What to work on.
Without including any pictures, write out all the entries exactly.
** start The records **
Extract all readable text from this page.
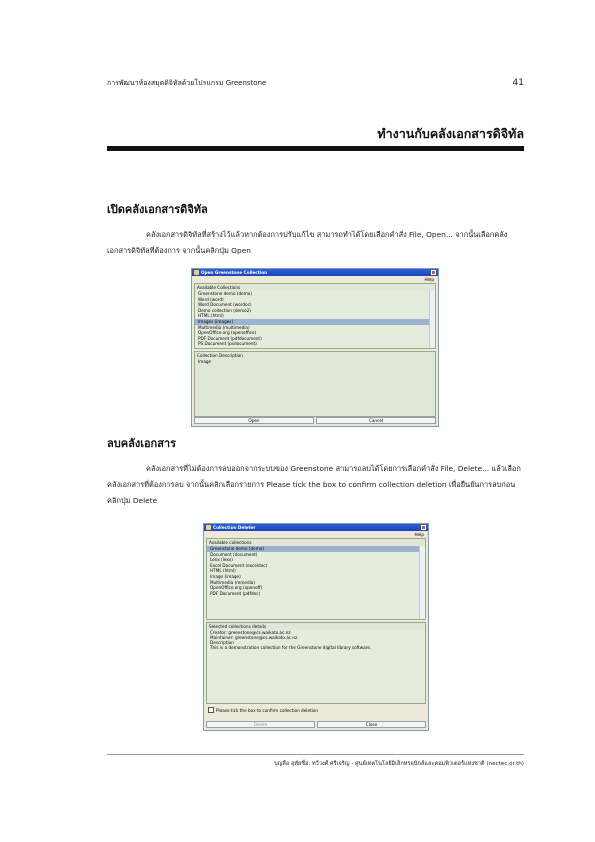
การพัฒนาห้องสมุดดิจิทัลด้วยโปรแกรม Greenstone	41
ทำงานกับคลังเอกสารดิจิทัล
เปิดคลังเอกสารดิจิทัล
คลังเอกสารดิจิทัลที่สร้างไว้แล้วหากต้องการปรับแก้ไข สามารถทำได้โดยเลือกคำสั่ง File, Open... จากนั้นเลือกคลังเอกสารดิจิทัลที่ต้องการ จากนั้นคลิกปุ่ม Open
Open Greenstone Collection
Help
Available Collections
Greenstone demo (demo)
Word (word)
Word Document (wordoc)
Demo collection (demo2)
HTML (html)
Images (images)
Multimedia (multimedia)
OpenOffice.org (openoffice)
PDF Document (pdfdocument)
PS Document (psdocument)
Collection Description
Image
Open	Cancel
ลบคลังเอกสาร
คลังเอกสารที่ไม่ต้องการลบออกจากระบบของ Greenstone สามารถลบได้โดยการเลือกคำสั่ง File, Delete... แล้วเลือกคลังเอกสารที่ต้องการลบ จากนั้นคลิกเลือกรายการ Please tick the box to confirm collection deletion เพื่อยืนยันการลบก่อนคลิกปุ่ม Delete
Collection Deleter
Help
Available collections
Greenstone demo (demo)
Document (document)
Lexx (lexx)
Excel Document (exceldoc)
HTML (html)
Image (image)
Multimedia (mmedia)
OpenOffice.org (openoff)
PDF Document (pdfdoc)
Selected collections details
Creator: greenstone@cs.waikato.ac.nz
Maintainer: greenstone@cs.waikato.ac.nz
Description
This is a demonstration collection for the Greenstone digital library software.
Please tick the box to confirm collection deletion
Delete	Close
บุญลือ อุทัยชื่อ, ทวีวงศ์ ศรีเจริญ - ศูนย์เทคโนโลยีอิเล็กทรอนิกส์และคอมพิวเตอร์แห่งชาติ (nectec.or.th)
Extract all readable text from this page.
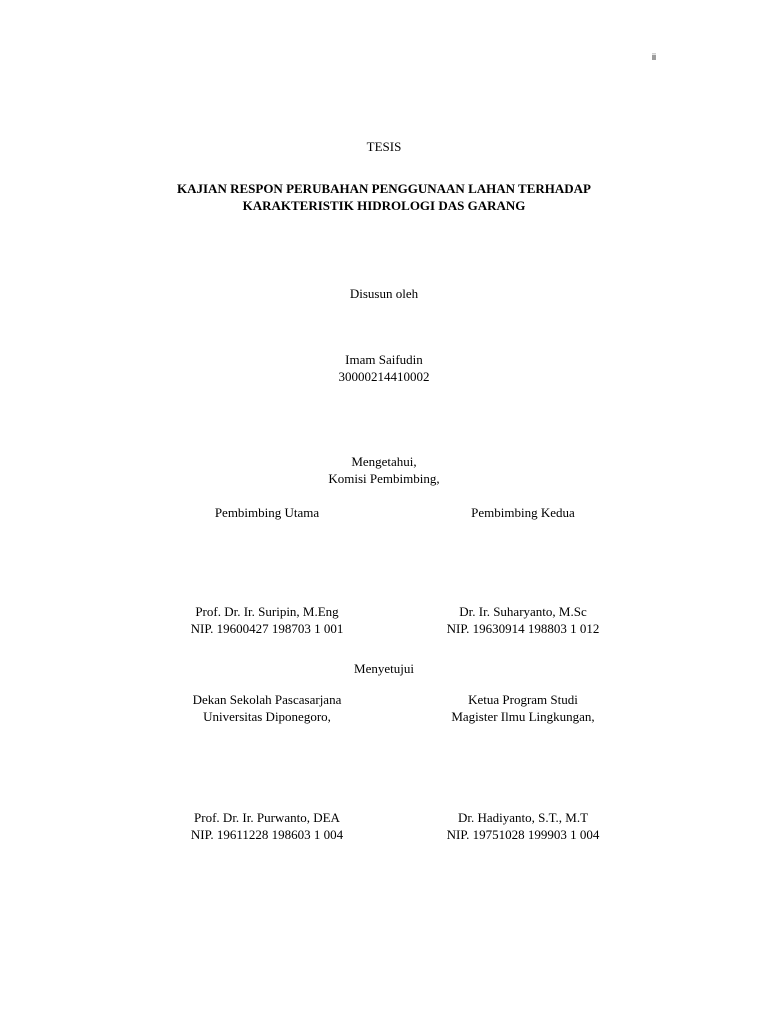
ii
TESIS
KAJIAN RESPON PERUBAHAN PENGGUNAAN LAHAN TERHADAP
KARAKTERISTIK HIDROLOGI DAS GARANG
Disusun oleh
Imam Saifudin
30000214410002
Mengetahui,
Komisi Pembimbing,
Pembimbing Utama	Pembimbing Kedua
Prof. Dr. Ir. Suripin, M.Eng
NIP. 19600427 198703 1 001
Dr. Ir. Suharyanto, M.Sc
NIP. 19630914 198803 1 012
Menyetujui
Dekan Sekolah Pascasarjana
Universitas Diponegoro,
Ketua Program Studi
Magister Ilmu Lingkungan,
Prof. Dr. Ir. Purwanto, DEA
NIP. 19611228 198603 1 004
Dr. Hadiyanto, S.T., M.T
NIP. 19751028 199903 1 004
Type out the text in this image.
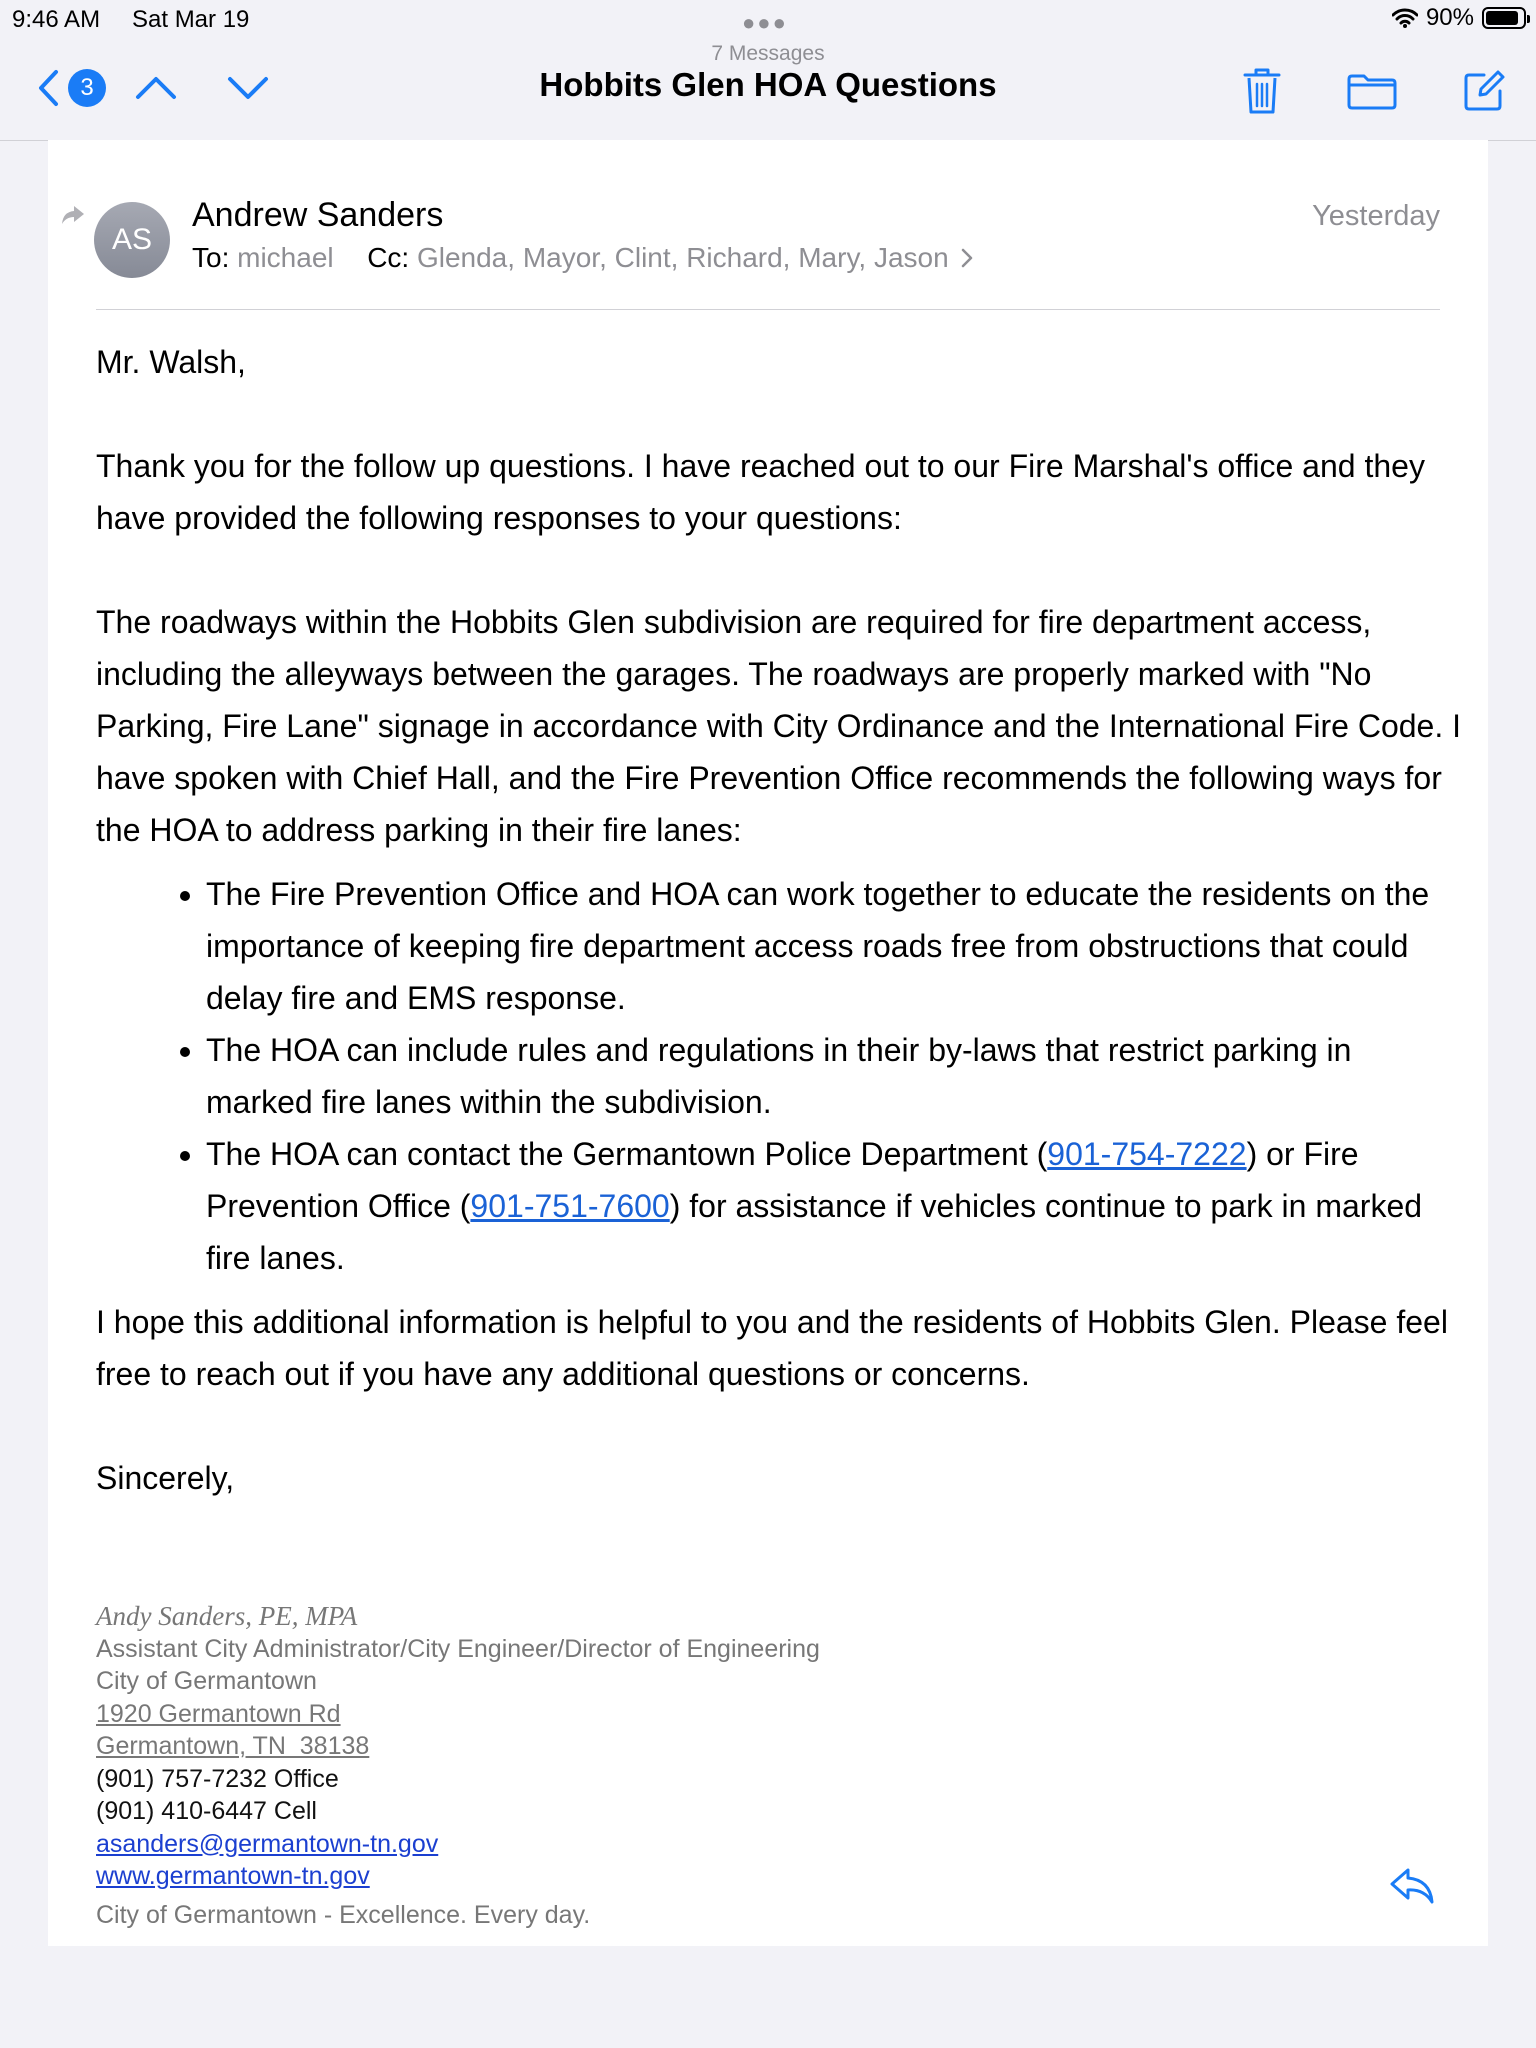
9:46 AM Sat Mar 19	●●●	90%
3
7 Messages
Hobbits Glen HOA Questions
AS
Andrew Sanders
To: michael Cc: Glenda, Mayor, Clint, Richard, Mary, Jason
Yesterday

Mr. Walsh,

Thank you for the follow up questions. I have reached out to our Fire Marshal's office and they have provided the following responses to your questions:

The roadways within the Hobbits Glen subdivision are required for fire department access, including the alleyways between the garages. The roadways are properly marked with "No Parking, Fire Lane" signage in accordance with City Ordinance and the International Fire Code. I have spoken with Chief Hall, and the Fire Prevention Office recommends the following ways for the HOA to address parking in their fire lanes:

• The Fire Prevention Office and HOA can work together to educate the residents on the importance of keeping fire department access roads free from obstructions that could delay fire and EMS response.
• The HOA can include rules and regulations in their by-laws that restrict parking in marked fire lanes within the subdivision.
• The HOA can contact the Germantown Police Department (901-754-7222) or Fire Prevention Office (901-751-7600) for assistance if vehicles continue to park in marked fire lanes.

I hope this additional information is helpful to you and the residents of Hobbits Glen. Please feel free to reach out if you have any additional questions or concerns.

Sincerely,

Andy Sanders, PE, MPA
Assistant City Administrator/City Engineer/Director of Engineering
City of Germantown
1920 Germantown Rd
Germantown, TN  38138
(901) 757-7232 Office
(901) 410-6447 Cell
asanders@germantown-tn.gov
www.germantown-tn.gov
City of Germantown - Excellence. Every day.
** end The records **
Written solution.
Extract all readable text from this page.
การพัฒนาห้องสมุดดิจิทัลด้วยโปรแกรม Greenstone	41
ทำงานกับคลังเอกสารดิจิทัล
เปิดคลังเอกสารดิจิทัล
คลังเอกสารดิจิทัลที่สร้างไว้แล้วหากต้องการปรับแก้ไข สามารถทำได้โดยเลือกคำสั่ง File, Open... จากนั้นเลือกคลังเอกสารดิจิทัลที่ต้องการ จากนั้นคลิกปุ่ม Open
Open Greenstone Collection
Help
Available Collections
Greenstone demo (demo)
Word (word)
Word Document (wordoc)
Demo collection (demo2)
HTML (html)
Images (images)
Multimedia (multimedia)
OpenOffice.org (openoffice)
PDF Document (pdfdocument)
PS Document (psdocument)
Collection Description
Image
Open	Cancel
ลบคลังเอกสาร
คลังเอกสารที่ไม่ต้องการลบออกจากระบบของ Greenstone สามารถลบได้โดยการเลือกคำสั่ง File, Delete... แล้วเลือกคลังเอกสารที่ต้องการลบ จากนั้นคลิกเลือกรายการ Please tick the box to confirm collection deletion เพื่อยืนยันการลบก่อนคลิกปุ่ม Delete
Collection Deleter
Help
Available collections
Greenstone demo (demo)
Document (document)
Lexx (lexx)
Excel Document (exceldoc)
HTML (html)
Image (image)
Multimedia (mmedia)
OpenOffice.org (openoff)
PDF Document (pdfdoc)
Selected collections details
Creator: greenstone@cs.waikato.ac.nz
Maintainer: greenstone@cs.waikato.ac.nz
Description
This is a demonstration collection for the Greenstone digital library software.
Please tick the box to confirm collection deletion
Delete	Close
บุญลือ อุทัยชื่อ, ทวีวงศ์ ศรีเจริญ - ศูนย์เทคโนโลยีอิเล็กทรอนิกส์และคอมพิวเตอร์แห่งชาติ (nectec.or.th)
Extract all readable text from this page.
ii
TESIS
KAJIAN RESPON PERUBAHAN PENGGUNAAN LAHAN TERHADAP
KARAKTERISTIK HIDROLOGI DAS GARANG
Disusun oleh
Imam Saifudin
30000214410002
Mengetahui,
Komisi Pembimbing,
Pembimbing Utama	Pembimbing Kedua
Prof. Dr. Ir. Suripin, M.Eng
NIP. 19600427 198703 1 001
Dr. Ir. Suharyanto, M.Sc
NIP. 19630914 198803 1 012
Menyetujui
Dekan Sekolah Pascasarjana
Universitas Diponegoro,
Ketua Program Studi
Magister Ilmu Lingkungan,
Prof. Dr. Ir. Purwanto, DEA
NIP. 19611228 198603 1 004
Dr. Hadiyanto, S.T., M.T
NIP. 19751028 199903 1 004
Type out the text in this image.
9:46 AM Sat Mar 19	●●●	90%
3
7 Messages
Hobbits Glen HOA Questions
AS
Andrew Sanders
To: michael Cc: Glenda, Mayor, Clint, Richard, Mary, Jason
Yesterday

Mr. Walsh,

Thank you for the follow up questions. I have reached out to our Fire Marshal's office and they have provided the following responses to your questions:

The roadways within the Hobbits Glen subdivision are required for fire department access, including the alleyways between the garages. The roadways are properly marked with "No Parking, Fire Lane" signage in accordance with City Ordinance and the International Fire Code. I have spoken with Chief Hall, and the Fire Prevention Office recommends the following ways for the HOA to address parking in their fire lanes:

• The Fire Prevention Office and HOA can work together to educate the residents on the importance of keeping fire department access roads free from obstructions that could delay fire and EMS response.
• The HOA can include rules and regulations in their by-laws that restrict parking in marked fire lanes within the subdivision.
• The HOA can contact the Germantown Police Department (901-754-7222) or Fire Prevention Office (901-751-7600) for assistance if vehicles continue to park in marked fire lanes.

I hope this additional information is helpful to you and the residents of Hobbits Glen. Please feel free to reach out if you have any additional questions or concerns.

Sincerely,

Andy Sanders, PE, MPA
Assistant City Administrator/City Engineer/Director of Engineering
City of Germantown
1920 Germantown Rd
Germantown, TN  38138
(901) 757-7232 Office
(901) 410-6447 Cell
asanders@germantown-tn.gov
www.germantown-tn.gov
City of Germantown - Excellence. Every day.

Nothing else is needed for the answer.